** Stored items from a collection **
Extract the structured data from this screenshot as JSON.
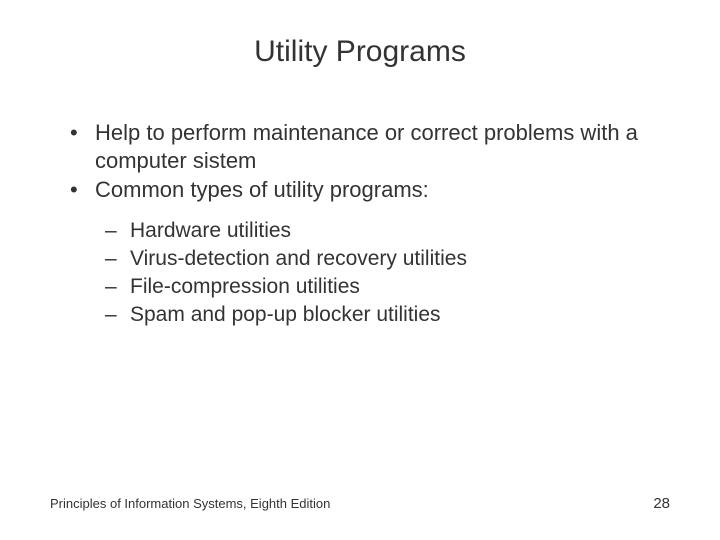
{
  "title": "Utility Programs",
  "bullets": [
    "Help to perform maintenance or correct problems with a computer sistem",
    "Common types of utility programs:"
  ],
  "sub_bullets": [
    "Hardware utilities",
    "Virus-detection and recovery utilities",
    "File-compression utilities",
    "Spam and pop-up blocker utilities"
  ],
  "footer_text": "Principles of Information Systems, Eighth Edition",
  "page_number": "28",
  "colors": {
    "background": "#ffffff",
    "text": "#333333"
  },
  "typography": {
    "title_fontsize": 30,
    "bullet_fontsize": 22,
    "sub_bullet_fontsize": 21,
    "footer_fontsize": 13,
    "pagenum_fontsize": 15,
    "font_family": "Arial"
  }
}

** WHAT THE EXERCISE ASKS **
Transcribe each entry above without alteration, but keep the pictures out.

** YOUR RESPONSE **
Extract the structured data from this screenshot as JSON.
{
  "title": "Utility Programs",
  "bullets": [
    "Help to perform maintenance or correct problems with a computer sistem",
    "Common types of utility programs:"
  ],
  "sub_bullets": [
    "Hardware utilities",
    "Virus-detection and recovery utilities",
    "File-compression utilities",
    "Spam and pop-up blocker utilities"
  ],
  "footer_text": "Principles of Information Systems, Eighth Edition",
  "page_number": "28",
  "colors": {
    "background": "#ffffff",
    "text": "#333333"
  },
  "typography": {
    "title_fontsize": 30,
    "bullet_fontsize": 22,
    "sub_bullet_fontsize": 21,
    "footer_fontsize": 13,
    "pagenum_fontsize": 15,
    "font_family": "Arial"
  }
}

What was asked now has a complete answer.